Can you restate the records below word for word?

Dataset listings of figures
>> START

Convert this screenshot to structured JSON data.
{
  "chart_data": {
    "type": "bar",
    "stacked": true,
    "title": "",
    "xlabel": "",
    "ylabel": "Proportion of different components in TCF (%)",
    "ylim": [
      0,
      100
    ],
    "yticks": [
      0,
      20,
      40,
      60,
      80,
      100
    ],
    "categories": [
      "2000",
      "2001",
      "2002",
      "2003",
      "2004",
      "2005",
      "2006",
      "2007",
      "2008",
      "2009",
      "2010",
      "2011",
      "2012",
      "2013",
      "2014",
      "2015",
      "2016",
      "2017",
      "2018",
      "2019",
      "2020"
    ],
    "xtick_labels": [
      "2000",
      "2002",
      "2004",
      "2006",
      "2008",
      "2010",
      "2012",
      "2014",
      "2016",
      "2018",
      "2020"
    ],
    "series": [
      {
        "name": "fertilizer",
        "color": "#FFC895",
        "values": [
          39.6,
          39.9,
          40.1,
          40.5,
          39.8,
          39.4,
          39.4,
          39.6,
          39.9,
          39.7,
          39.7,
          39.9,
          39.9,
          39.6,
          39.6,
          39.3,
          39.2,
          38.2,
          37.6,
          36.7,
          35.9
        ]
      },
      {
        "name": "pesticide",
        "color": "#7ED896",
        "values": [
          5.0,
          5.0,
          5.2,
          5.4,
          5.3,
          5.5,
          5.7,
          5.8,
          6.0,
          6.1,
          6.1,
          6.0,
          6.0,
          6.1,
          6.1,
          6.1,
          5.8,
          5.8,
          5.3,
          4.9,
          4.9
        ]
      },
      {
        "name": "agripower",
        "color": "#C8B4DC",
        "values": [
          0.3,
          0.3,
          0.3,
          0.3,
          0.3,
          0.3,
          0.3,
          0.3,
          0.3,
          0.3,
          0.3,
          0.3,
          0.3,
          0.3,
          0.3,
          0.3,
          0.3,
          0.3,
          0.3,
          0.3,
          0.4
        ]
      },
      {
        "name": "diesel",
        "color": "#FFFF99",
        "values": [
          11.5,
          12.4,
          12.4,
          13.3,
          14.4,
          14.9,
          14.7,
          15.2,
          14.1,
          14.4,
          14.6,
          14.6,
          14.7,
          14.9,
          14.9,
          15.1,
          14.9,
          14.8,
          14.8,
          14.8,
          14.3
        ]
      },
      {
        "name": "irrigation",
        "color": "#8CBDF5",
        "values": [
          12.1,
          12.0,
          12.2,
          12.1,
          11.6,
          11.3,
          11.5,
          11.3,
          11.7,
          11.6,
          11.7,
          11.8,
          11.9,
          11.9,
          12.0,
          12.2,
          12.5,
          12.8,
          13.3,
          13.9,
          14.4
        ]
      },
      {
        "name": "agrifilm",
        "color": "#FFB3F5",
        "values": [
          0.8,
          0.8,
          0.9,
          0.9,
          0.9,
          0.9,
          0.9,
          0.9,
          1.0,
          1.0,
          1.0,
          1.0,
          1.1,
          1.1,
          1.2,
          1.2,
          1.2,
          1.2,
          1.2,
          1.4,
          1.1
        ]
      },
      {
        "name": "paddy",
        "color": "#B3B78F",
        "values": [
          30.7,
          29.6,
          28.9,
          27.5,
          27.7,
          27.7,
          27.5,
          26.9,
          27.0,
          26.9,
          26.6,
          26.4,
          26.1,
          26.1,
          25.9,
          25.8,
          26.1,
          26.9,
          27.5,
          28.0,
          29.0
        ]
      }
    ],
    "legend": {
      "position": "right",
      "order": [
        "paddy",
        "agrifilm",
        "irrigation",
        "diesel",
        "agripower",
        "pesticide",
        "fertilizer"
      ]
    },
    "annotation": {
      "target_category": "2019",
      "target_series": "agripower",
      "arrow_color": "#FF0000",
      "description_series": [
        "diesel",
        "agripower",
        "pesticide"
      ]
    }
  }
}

>> END

## Response
Convert this screenshot to structured JSON data.
{
  "chart_data": {
    "type": "bar",
    "stacked": true,
    "title": "",
    "xlabel": "",
    "ylabel": "Proportion of different components in TCF (%)",
    "ylim": [
      0,
      100
    ],
    "yticks": [
      0,
      20,
      40,
      60,
      80,
      100
    ],
    "categories": [
      "2000",
      "2001",
      "2002",
      "2003",
      "2004",
      "2005",
      "2006",
      "2007",
      "2008",
      "2009",
      "2010",
      "2011",
      "2012",
      "2013",
      "2014",
      "2015",
      "2016",
      "2017",
      "2018",
      "2019",
      "2020"
    ],
    "xtick_labels": [
      "2000",
      "2002",
      "2004",
      "2006",
      "2008",
      "2010",
      "2012",
      "2014",
      "2016",
      "2018",
      "2020"
    ],
    "series": [
      {
        "name": "fertilizer",
        "color": "#FFC895",
        "values": [
          39.6,
          39.9,
          40.1,
          40.5,
          39.8,
          39.4,
          39.4,
          39.6,
          39.9,
          39.7,
          39.7,
          39.9,
          39.9,
          39.6,
          39.6,
          39.3,
          39.2,
          38.2,
          37.6,
          36.7,
          35.9
        ]
      },
      {
        "name": "pesticide",
        "color": "#7ED896",
        "values": [
          5.0,
          5.0,
          5.2,
          5.4,
          5.3,
          5.5,
          5.7,
          5.8,
          6.0,
          6.1,
          6.1,
          6.0,
          6.0,
          6.1,
          6.1,
          6.1,
          5.8,
          5.8,
          5.3,
          4.9,
          4.9
        ]
      },
      {
        "name": "agripower",
        "color": "#C8B4DC",
        "values": [
          0.3,
          0.3,
          0.3,
          0.3,
          0.3,
          0.3,
          0.3,
          0.3,
          0.3,
          0.3,
          0.3,
          0.3,
          0.3,
          0.3,
          0.3,
          0.3,
          0.3,
          0.3,
          0.3,
          0.3,
          0.4
        ]
      },
      {
        "name": "diesel",
        "color": "#FFFF99",
        "values": [
          11.5,
          12.4,
          12.4,
          13.3,
          14.4,
          14.9,
          14.7,
          15.2,
          14.1,
          14.4,
          14.6,
          14.6,
          14.7,
          14.9,
          14.9,
          15.1,
          14.9,
          14.8,
          14.8,
          14.8,
          14.3
        ]
      },
      {
        "name": "irrigation",
        "color": "#8CBDF5",
        "values": [
          12.1,
          12.0,
          12.2,
          12.1,
          11.6,
          11.3,
          11.5,
          11.3,
          11.7,
          11.6,
          11.7,
          11.8,
          11.9,
          11.9,
          12.0,
          12.2,
          12.5,
          12.8,
          13.3,
          13.9,
          14.4
        ]
      },
      {
        "name": "agrifilm",
        "color": "#FFB3F5",
        "values": [
          0.8,
          0.8,
          0.9,
          0.9,
          0.9,
          0.9,
          0.9,
          0.9,
          1.0,
          1.0,
          1.0,
          1.0,
          1.1,
          1.1,
          1.2,
          1.2,
          1.2,
          1.2,
          1.2,
          1.4,
          1.1
        ]
      },
      {
        "name": "paddy",
        "color": "#B3B78F",
        "values": [
          30.7,
          29.6,
          28.9,
          27.5,
          27.7,
          27.7,
          27.5,
          26.9,
          27.0,
          26.9,
          26.6,
          26.4,
          26.1,
          26.1,
          25.9,
          25.8,
          26.1,
          26.9,
          27.5,
          28.0,
          29.0
        ]
      }
    ],
    "legend": {
      "position": "right",
      "order": [
        "paddy",
        "agrifilm",
        "irrigation",
        "diesel",
        "agripower",
        "pesticide",
        "fertilizer"
      ]
    },
    "annotation": {
      "target_category": "2019",
      "target_series": "agripower",
      "arrow_color": "#FF0000",
      "description_series": [
        "diesel",
        "agripower",
        "pesticide"
      ]
    }
  }
}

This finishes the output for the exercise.